[Your instructions] Give the number of lines containing "capacity" in this listing, with no other words.

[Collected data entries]

— START —

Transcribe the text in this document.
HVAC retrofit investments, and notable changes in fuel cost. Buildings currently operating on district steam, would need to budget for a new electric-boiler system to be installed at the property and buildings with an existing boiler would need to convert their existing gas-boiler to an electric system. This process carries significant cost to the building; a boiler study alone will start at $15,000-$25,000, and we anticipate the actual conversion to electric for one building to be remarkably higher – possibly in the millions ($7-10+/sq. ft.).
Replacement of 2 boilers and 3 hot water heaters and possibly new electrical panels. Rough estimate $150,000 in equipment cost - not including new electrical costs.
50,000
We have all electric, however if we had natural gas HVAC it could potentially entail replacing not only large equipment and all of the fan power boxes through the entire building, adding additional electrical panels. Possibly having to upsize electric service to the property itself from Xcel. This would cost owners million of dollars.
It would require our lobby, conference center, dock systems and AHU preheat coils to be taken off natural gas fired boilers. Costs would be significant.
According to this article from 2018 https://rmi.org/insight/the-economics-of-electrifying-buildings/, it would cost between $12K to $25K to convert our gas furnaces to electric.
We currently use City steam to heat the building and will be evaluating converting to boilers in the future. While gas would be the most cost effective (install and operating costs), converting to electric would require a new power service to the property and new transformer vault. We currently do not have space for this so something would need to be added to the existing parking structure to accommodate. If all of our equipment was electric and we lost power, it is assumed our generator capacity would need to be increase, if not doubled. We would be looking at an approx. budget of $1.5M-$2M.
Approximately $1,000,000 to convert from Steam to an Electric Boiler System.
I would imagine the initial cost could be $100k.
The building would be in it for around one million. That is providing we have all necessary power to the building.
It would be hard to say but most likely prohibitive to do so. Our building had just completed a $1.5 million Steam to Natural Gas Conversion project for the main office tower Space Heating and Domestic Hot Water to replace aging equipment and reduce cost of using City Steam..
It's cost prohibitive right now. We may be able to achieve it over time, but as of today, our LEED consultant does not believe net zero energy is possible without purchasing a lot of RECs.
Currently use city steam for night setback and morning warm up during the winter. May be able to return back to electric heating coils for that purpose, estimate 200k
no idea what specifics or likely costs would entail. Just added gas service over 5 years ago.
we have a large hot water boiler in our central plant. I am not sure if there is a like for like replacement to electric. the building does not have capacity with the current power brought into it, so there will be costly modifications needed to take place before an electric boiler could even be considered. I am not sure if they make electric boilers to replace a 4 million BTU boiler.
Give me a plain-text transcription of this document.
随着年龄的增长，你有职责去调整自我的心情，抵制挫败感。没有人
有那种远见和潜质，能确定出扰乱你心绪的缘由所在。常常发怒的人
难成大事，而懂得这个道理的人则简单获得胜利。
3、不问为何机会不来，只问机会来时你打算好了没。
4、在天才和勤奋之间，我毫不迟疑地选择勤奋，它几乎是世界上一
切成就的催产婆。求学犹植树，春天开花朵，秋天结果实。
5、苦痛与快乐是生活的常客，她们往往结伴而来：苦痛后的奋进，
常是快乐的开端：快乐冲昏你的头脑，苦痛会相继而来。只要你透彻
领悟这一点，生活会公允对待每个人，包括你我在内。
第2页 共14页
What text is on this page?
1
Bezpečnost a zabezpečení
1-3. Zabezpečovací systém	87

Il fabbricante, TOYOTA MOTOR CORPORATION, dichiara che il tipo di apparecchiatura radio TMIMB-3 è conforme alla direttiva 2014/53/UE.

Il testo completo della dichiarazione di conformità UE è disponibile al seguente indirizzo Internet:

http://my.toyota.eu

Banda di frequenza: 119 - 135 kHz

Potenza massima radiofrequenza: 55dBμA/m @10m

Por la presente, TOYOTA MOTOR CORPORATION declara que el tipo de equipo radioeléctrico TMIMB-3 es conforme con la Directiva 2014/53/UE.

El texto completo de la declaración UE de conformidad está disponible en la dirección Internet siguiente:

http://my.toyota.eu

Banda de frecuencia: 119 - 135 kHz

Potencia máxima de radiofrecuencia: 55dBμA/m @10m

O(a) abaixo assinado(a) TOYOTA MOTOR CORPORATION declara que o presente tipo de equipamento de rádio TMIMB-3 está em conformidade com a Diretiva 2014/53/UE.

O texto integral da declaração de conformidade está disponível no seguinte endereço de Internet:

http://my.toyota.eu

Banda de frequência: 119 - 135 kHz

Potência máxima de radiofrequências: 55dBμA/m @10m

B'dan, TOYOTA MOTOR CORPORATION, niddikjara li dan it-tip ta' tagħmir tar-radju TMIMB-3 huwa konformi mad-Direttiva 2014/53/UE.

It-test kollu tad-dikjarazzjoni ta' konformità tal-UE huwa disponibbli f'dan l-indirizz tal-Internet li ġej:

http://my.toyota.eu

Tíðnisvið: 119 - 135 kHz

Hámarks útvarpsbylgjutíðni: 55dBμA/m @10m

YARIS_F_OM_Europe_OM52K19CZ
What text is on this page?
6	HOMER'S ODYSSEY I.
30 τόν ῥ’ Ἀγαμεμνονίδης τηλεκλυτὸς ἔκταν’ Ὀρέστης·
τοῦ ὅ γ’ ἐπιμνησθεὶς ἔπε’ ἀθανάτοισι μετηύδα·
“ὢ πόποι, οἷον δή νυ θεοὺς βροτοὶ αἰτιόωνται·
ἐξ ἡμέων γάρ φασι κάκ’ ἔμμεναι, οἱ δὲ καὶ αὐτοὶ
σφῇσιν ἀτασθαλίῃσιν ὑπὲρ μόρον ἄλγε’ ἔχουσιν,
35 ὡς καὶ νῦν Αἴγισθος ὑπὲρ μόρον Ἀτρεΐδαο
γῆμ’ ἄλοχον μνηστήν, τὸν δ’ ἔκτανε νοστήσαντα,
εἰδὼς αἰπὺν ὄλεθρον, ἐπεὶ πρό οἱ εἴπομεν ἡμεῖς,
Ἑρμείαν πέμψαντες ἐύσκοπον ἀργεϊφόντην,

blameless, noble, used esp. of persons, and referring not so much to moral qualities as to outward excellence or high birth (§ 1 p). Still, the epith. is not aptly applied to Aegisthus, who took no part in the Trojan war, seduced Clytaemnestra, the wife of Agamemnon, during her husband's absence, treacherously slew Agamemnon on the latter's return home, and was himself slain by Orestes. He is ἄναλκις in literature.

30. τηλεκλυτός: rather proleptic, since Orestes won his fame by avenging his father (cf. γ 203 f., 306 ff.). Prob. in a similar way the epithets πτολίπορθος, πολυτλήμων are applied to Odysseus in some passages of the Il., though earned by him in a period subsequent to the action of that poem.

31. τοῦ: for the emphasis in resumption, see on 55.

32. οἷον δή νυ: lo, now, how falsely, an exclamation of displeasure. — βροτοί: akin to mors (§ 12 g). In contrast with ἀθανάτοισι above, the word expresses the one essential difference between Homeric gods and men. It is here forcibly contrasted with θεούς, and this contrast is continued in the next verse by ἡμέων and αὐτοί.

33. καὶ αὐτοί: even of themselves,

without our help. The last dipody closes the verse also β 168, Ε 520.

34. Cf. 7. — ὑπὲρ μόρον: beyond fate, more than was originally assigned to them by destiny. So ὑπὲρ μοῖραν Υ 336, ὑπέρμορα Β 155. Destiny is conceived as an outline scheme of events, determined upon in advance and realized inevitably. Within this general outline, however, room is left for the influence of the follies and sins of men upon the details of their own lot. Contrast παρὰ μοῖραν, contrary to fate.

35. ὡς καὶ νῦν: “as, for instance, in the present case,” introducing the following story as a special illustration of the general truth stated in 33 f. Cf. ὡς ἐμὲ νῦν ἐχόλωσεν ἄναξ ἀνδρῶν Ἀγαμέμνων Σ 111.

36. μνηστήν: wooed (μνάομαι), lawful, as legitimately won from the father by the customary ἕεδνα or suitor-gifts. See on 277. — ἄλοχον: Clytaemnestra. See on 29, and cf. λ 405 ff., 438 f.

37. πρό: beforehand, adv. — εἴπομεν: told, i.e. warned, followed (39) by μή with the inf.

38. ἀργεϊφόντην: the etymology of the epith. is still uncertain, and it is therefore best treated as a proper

— END —

[Response] 2